_Task:_ Count the lines containing "this" in the entries underneath, and state that count without anything else.

_Provided material:_
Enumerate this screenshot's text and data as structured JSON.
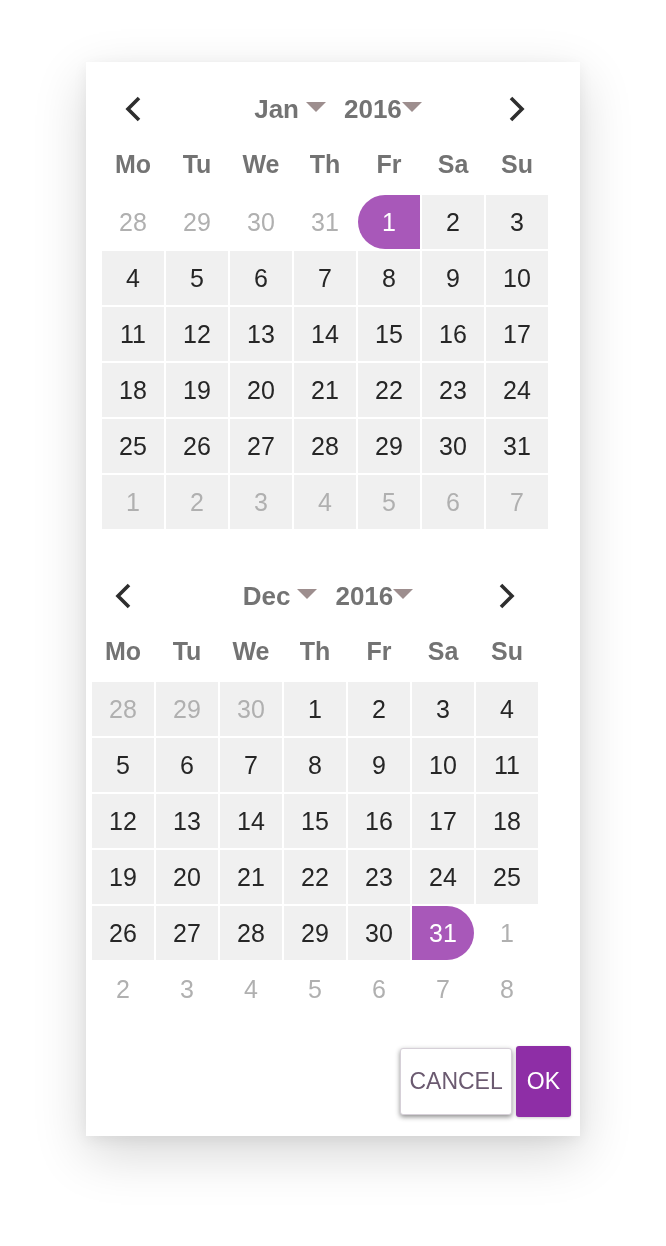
{
  "calendars": [
    {
      "month": "Jan",
      "year": "2016",
      "weekdays": [
        "Mo",
        "Tu",
        "We",
        "Th",
        "Fr",
        "Sa",
        "Su"
      ],
      "weeks": [
        [
          {
            "label": "28",
            "muted": true,
            "selected": false,
            "in_range": false
          },
          {
            "label": "29",
            "muted": true,
            "selected": false,
            "in_range": false
          },
          {
            "label": "30",
            "muted": true,
            "selected": false,
            "in_range": false
          },
          {
            "label": "31",
            "muted": true,
            "selected": false,
            "in_range": false
          },
          {
            "label": "1",
            "muted": false,
            "selected": true,
            "in_range": true
          },
          {
            "label": "2",
            "muted": false,
            "selected": false,
            "in_range": true
          },
          {
            "label": "3",
            "muted": false,
            "selected": false,
            "in_range": true
          }
        ],
        [
          {
            "label": "4",
            "muted": false,
            "selected": false,
            "in_range": true
          },
          {
            "label": "5",
            "muted": false,
            "selected": false,
            "in_range": true
          },
          {
            "label": "6",
            "muted": false,
            "selected": false,
            "in_range": true
          },
          {
            "label": "7",
            "muted": false,
            "selected": false,
            "in_range": true
          },
          {
            "label": "8",
            "muted": false,
            "selected": false,
            "in_range": true
          },
          {
            "label": "9",
            "muted": false,
            "selected": false,
            "in_range": true
          },
          {
            "label": "10",
            "muted": false,
            "selected": false,
            "in_range": true
          }
        ],
        [
          {
            "label": "11",
            "muted": false,
            "selected": false,
            "in_range": true
          },
          {
            "label": "12",
            "muted": false,
            "selected": false,
            "in_range": true
          },
          {
            "label": "13",
            "muted": false,
            "selected": false,
            "in_range": true
          },
          {
            "label": "14",
            "muted": false,
            "selected": false,
            "in_range": true
          },
          {
            "label": "15",
            "muted": false,
            "selected": false,
            "in_range": true
          },
          {
            "label": "16",
            "muted": false,
            "selected": false,
            "in_range": true
          },
          {
            "label": "17",
            "muted": false,
            "selected": false,
            "in_range": true
          }
        ],
        [
          {
            "label": "18",
            "muted": false,
            "selected": false,
            "in_range": true
          },
          {
            "label": "19",
            "muted": false,
            "selected": false,
            "in_range": true
          },
          {
            "label": "20",
            "muted": false,
            "selected": false,
            "in_range": true
          },
          {
            "label": "21",
            "muted": false,
            "selected": false,
            "in_range": true
          },
          {
            "label": "22",
            "muted": false,
            "selected": false,
            "in_range": true
          },
          {
            "label": "23",
            "muted": false,
            "selected": false,
            "in_range": true
          },
          {
            "label": "24",
            "muted": false,
            "selected": false,
            "in_range": true
          }
        ],
        [
          {
            "label": "25",
            "muted": false,
            "selected": false,
            "in_range": true
          },
          {
            "label": "26",
            "muted": false,
            "selected": false,
            "in_range": true
          },
          {
            "label": "27",
            "muted": false,
            "selected": false,
            "in_range": true
          },
          {
            "label": "28",
            "muted": false,
            "selected": false,
            "in_range": true
          },
          {
            "label": "29",
            "muted": false,
            "selected": false,
            "in_range": true
          },
          {
            "label": "30",
            "muted": false,
            "selected": false,
            "in_range": true
          },
          {
            "label": "31",
            "muted": false,
            "selected": false,
            "in_range": true
          }
        ],
        [
          {
            "label": "1",
            "muted": true,
            "selected": false,
            "in_range": true
          },
          {
            "label": "2",
            "muted": true,
            "selected": false,
            "in_range": true
          },
          {
            "label": "3",
            "muted": true,
            "selected": false,
            "in_range": true
          },
          {
            "label": "4",
            "muted": true,
            "selected": false,
            "in_range": true
          },
          {
            "label": "5",
            "muted": true,
            "selected": false,
            "in_range": true
          },
          {
            "label": "6",
            "muted": true,
            "selected": false,
            "in_range": true
          },
          {
            "label": "7",
            "muted": true,
            "selected": false,
            "in_range": true
          }
        ]
      ]
    },
    {
      "month": "Dec",
      "year": "2016",
      "weekdays": [
        "Mo",
        "Tu",
        "We",
        "Th",
        "Fr",
        "Sa",
        "Su"
      ],
      "weeks": [
        [
          {
            "label": "28",
            "muted": true,
            "selected": false,
            "in_range": true
          },
          {
            "label": "29",
            "muted": true,
            "selected": false,
            "in_range": true
          },
          {
            "label": "30",
            "muted": true,
            "selected": false,
            "in_range": true
          },
          {
            "label": "1",
            "muted": false,
            "selected": false,
            "in_range": true
          },
          {
            "label": "2",
            "muted": false,
            "selected": false,
            "in_range": true
          },
          {
            "label": "3",
            "muted": false,
            "selected": false,
            "in_range": true
          },
          {
            "label": "4",
            "muted": false,
            "selected": false,
            "in_range": true
          }
        ],
        [
          {
            "label": "5",
            "muted": false,
            "selected": false,
            "in_range": true
          },
          {
            "label": "6",
            "muted": false,
            "selected": false,
            "in_range": true
          },
          {
            "label": "7",
            "muted": false,
            "selected": false,
            "in_range": true
          },
          {
            "label": "8",
            "muted": false,
            "selected": false,
            "in_range": true
          },
          {
            "label": "9",
            "muted": false,
            "selected": false,
            "in_range": true
          },
          {
            "label": "10",
            "muted": false,
            "selected": false,
            "in_range": true
          },
          {
            "label": "11",
            "muted": false,
            "selected": false,
            "in_range": true
          }
        ],
        [
          {
            "label": "12",
            "muted": false,
            "selected": false,
            "in_range": true
          },
          {
            "label": "13",
            "muted": false,
            "selected": false,
            "in_range": true
          },
          {
            "label": "14",
            "muted": false,
            "selected": false,
            "in_range": true
          },
          {
            "label": "15",
            "muted": false,
            "selected": false,
            "in_range": true
          },
          {
            "label": "16",
            "muted": false,
            "selected": false,
            "in_range": true
          },
          {
            "label": "17",
            "muted": false,
            "selected": false,
            "in_range": true
          },
          {
            "label": "18",
            "muted": false,
            "selected": false,
            "in_range": true
          }
        ],
        [
          {
            "label": "19",
            "muted": false,
            "selected": false,
            "in_range": true
          },
          {
            "label": "20",
            "muted": false,
            "selected": false,
            "in_range": true
          },
          {
            "label": "21",
            "muted": false,
            "selected": false,
            "in_range": true
          },
          {
            "label": "22",
            "muted": false,
            "selected": false,
            "in_range": true
          },
          {
            "label": "23",
            "muted": false,
            "selected": false,
            "in_range": true
          },
          {
            "label": "24",
            "muted": false,
            "selected": false,
            "in_range": true
          },
          {
            "label": "25",
            "muted": false,
            "selected": false,
            "in_range": true
          }
        ],
        [
          {
            "label": "26",
            "muted": false,
            "selected": false,
            "in_range": true
          },
          {
            "label": "27",
            "muted": false,
            "selected": false,
            "in_range": true
          },
          {
            "label": "28",
            "muted": false,
            "selected": false,
            "in_range": true
          },
          {
            "label": "29",
            "muted": false,
            "selected": false,
            "in_range": true
          },
          {
            "label": "30",
            "muted": false,
            "selected": false,
            "in_range": true
          },
          {
            "label": "31",
            "muted": false,
            "selected": true,
            "in_range": true
          },
          {
            "label": "1",
            "muted": true,
            "selected": false,
            "in_range": false
          }
        ],
        [
          {
            "label": "2",
            "muted": true,
            "selected": false,
            "in_range": false
          },
          {
            "label": "3",
            "muted": true,
            "selected": false,
            "in_range": false
          },
          {
            "label": "4",
            "muted": true,
            "selected": false,
            "in_range": false
          },
          {
            "label": "5",
            "muted": true,
            "selected": false,
            "in_range": false
          },
          {
            "label": "6",
            "muted": true,
            "selected": false,
            "in_range": false
          },
          {
            "label": "7",
            "muted": true,
            "selected": false,
            "in_range": false
          },
          {
            "label": "8",
            "muted": true,
            "selected": false,
            "in_range": false
          }
        ]
      ]
    }
  ],
  "buttons": [
    {
      "label": "CANCEL",
      "kind": "secondary"
    },
    {
      "label": "OK",
      "kind": "primary"
    }
  ]
}
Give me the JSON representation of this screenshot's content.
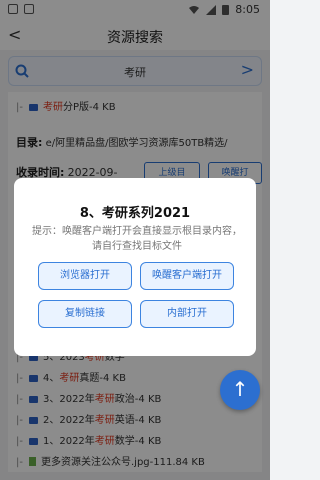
{
  "status": {
    "time": "8:05"
  },
  "header": {
    "title": "资源搜索",
    "back": "<"
  },
  "search": {
    "query": "考研",
    "chevron": ">"
  },
  "result": {
    "top_row": {
      "dash": "|-",
      "pre": "",
      "highlight": "考研",
      "post": "分P版-4 KB"
    },
    "path_label": "目录:",
    "path_value": "e/阿里精品盘/图欧学习资源库50TB精选/",
    "time_label": "收录时间:",
    "time_value": "2022-09-",
    "btn_parent": "上级目",
    "btn_wake": "唤醒打"
  },
  "list": [
    {
      "dash": "|-",
      "pre": "5、2023",
      "highlight": "考研",
      "post": "数学"
    },
    {
      "dash": "|-",
      "pre": "4、",
      "highlight": "考研",
      "post": "真题-4 KB"
    },
    {
      "dash": "|-",
      "pre": "3、2022年",
      "highlight": "考研",
      "post": "政治-4 KB"
    },
    {
      "dash": "|-",
      "pre": "2、2022年",
      "highlight": "考研",
      "post": "英语-4 KB"
    },
    {
      "dash": "|-",
      "pre": "1、2022年",
      "highlight": "考研",
      "post": "数学-4 KB"
    },
    {
      "dash": "|-",
      "pre": "更多资源关注公众号.jpg-111.84 KB",
      "highlight": "",
      "post": ""
    }
  ],
  "dialog": {
    "title": "8、考研系列2021",
    "message": "提示：唤醒客户端打开会直接显示根目录内容，请自行查找目标文件",
    "btn_browser": "浏览器打开",
    "btn_client": "唤醒客户端打开",
    "btn_copy": "复制链接",
    "btn_internal": "内部打开"
  },
  "fab_icon": "↑"
}
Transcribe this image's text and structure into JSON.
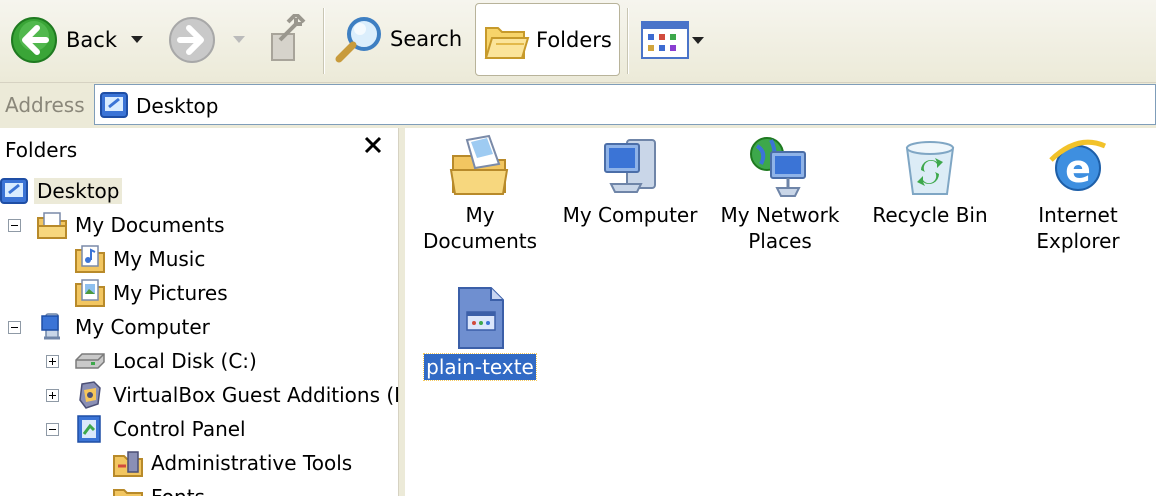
{
  "toolbar": {
    "back_label": "Back",
    "search_label": "Search",
    "folders_label": "Folders"
  },
  "address": {
    "label": "Address",
    "value": "Desktop"
  },
  "folder_pane": {
    "title": "Folders",
    "close_glyph": "✕",
    "tree": [
      {
        "label": "Desktop",
        "icon": "desktop-icon"
      },
      {
        "label": "My Documents",
        "icon": "my-documents-icon"
      },
      {
        "label": "My Music",
        "icon": "my-music-icon"
      },
      {
        "label": "My Pictures",
        "icon": "my-pictures-icon"
      },
      {
        "label": "My Computer",
        "icon": "my-computer-icon"
      },
      {
        "label": "Local Disk (C:)",
        "icon": "local-disk-icon"
      },
      {
        "label": "VirtualBox Guest Additions (D",
        "icon": "cd-drive-icon"
      },
      {
        "label": "Control Panel",
        "icon": "control-panel-icon"
      },
      {
        "label": "Administrative Tools",
        "icon": "administrative-tools-icon"
      },
      {
        "label": "Fonts",
        "icon": "fonts-folder-icon"
      }
    ]
  },
  "desktop_items": [
    {
      "label": "My Documents",
      "icon": "my-documents-icon"
    },
    {
      "label": "My Computer",
      "icon": "my-computer-icon"
    },
    {
      "label": "My Network Places",
      "icon": "network-places-icon"
    },
    {
      "label": "Recycle Bin",
      "icon": "recycle-bin-icon"
    },
    {
      "label": "Internet Explorer",
      "icon": "internet-explorer-icon"
    },
    {
      "label": "plain-texte",
      "icon": "text-file-icon"
    }
  ],
  "colors": {
    "selection": "#316ac5",
    "toolbar_bg": "#ecead8",
    "back_green": "#3aa537"
  }
}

_Expected answer:_ 3